━━━━━ GIVEN ENTRIES ━━━━━

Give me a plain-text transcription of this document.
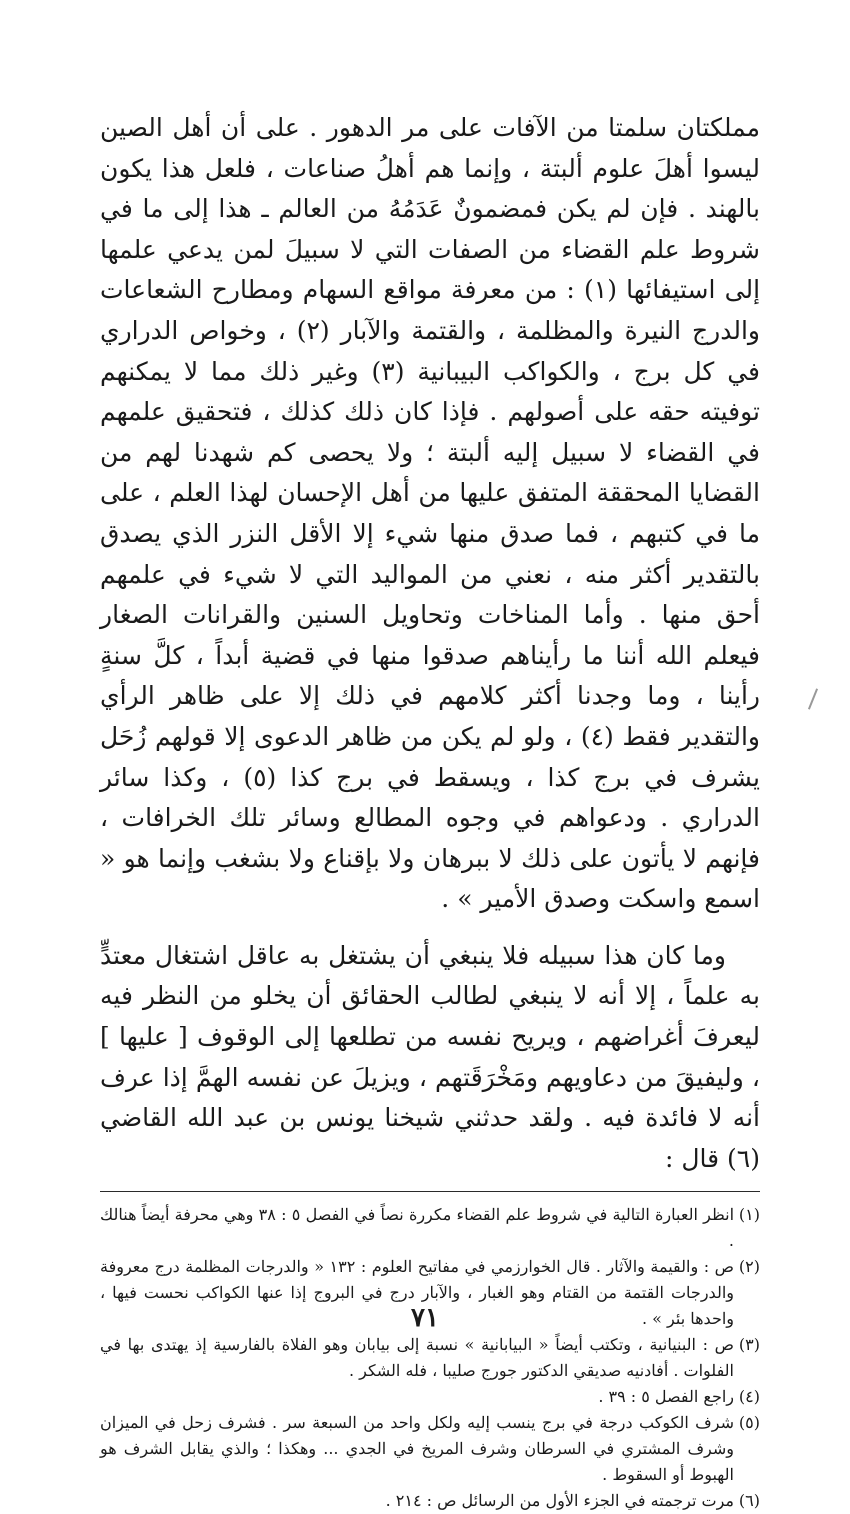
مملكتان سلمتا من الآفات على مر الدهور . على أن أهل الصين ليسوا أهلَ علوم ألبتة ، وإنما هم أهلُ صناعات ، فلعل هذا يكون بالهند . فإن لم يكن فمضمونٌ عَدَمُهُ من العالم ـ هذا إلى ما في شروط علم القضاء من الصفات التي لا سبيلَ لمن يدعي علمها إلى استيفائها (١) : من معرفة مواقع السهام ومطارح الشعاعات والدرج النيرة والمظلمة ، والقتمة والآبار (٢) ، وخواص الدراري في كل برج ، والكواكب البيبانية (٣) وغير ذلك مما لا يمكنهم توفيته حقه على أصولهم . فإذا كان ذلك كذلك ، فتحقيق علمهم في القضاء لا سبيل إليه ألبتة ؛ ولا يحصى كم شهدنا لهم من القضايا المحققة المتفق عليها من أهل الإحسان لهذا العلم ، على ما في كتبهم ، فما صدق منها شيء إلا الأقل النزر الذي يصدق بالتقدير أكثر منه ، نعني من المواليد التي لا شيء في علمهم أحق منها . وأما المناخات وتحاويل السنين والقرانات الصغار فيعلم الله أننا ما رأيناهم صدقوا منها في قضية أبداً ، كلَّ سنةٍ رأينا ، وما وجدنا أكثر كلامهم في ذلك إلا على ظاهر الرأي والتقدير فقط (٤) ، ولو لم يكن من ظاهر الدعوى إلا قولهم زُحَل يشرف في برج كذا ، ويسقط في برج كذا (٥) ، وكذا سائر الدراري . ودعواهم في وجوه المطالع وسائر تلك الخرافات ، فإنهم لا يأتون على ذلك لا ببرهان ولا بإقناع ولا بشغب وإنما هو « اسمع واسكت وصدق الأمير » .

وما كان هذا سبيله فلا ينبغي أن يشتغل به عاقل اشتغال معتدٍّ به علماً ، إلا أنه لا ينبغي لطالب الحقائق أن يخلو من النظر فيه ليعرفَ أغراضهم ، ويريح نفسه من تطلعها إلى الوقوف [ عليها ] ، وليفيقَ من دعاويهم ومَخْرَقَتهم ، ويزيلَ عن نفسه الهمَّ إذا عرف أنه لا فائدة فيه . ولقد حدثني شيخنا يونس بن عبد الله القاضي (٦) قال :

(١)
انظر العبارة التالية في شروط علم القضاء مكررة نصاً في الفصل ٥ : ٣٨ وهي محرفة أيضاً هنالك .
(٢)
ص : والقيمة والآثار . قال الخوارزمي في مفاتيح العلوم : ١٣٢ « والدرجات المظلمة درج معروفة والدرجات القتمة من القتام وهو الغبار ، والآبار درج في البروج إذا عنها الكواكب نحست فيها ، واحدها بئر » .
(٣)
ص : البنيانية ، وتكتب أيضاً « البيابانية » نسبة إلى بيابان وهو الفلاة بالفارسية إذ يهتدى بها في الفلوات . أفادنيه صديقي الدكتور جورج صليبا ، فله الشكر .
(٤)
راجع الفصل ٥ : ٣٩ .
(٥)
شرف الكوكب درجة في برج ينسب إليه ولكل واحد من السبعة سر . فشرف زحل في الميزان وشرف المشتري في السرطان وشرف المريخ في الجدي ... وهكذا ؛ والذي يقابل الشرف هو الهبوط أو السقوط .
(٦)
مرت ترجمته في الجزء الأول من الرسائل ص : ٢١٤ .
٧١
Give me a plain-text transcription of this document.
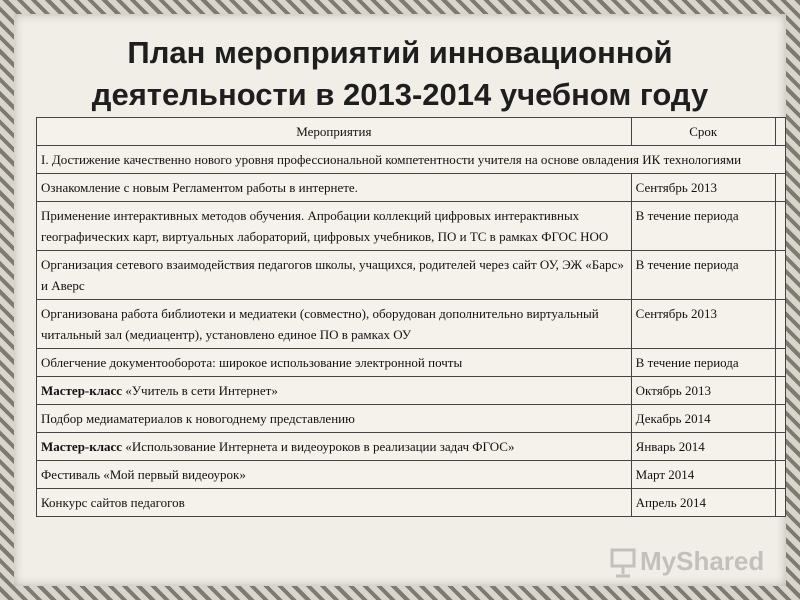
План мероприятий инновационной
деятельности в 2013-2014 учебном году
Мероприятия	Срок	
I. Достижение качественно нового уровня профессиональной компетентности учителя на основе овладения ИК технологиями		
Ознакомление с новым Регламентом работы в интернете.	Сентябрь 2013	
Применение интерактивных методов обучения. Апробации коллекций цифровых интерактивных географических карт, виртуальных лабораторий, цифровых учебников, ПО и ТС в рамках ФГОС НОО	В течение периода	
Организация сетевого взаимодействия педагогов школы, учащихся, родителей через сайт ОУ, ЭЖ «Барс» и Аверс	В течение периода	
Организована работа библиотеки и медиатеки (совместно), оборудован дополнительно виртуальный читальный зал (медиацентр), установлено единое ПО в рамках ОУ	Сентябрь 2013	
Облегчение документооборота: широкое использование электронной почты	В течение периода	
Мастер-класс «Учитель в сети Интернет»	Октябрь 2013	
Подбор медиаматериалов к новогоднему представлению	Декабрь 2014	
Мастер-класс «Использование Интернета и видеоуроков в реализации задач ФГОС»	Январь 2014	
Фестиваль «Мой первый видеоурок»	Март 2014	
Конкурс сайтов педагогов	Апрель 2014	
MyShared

━━━━━

Lines containing "الفصل" are to be counted. State the total and add nothing.

- [CORRECT OUTPUT]:
2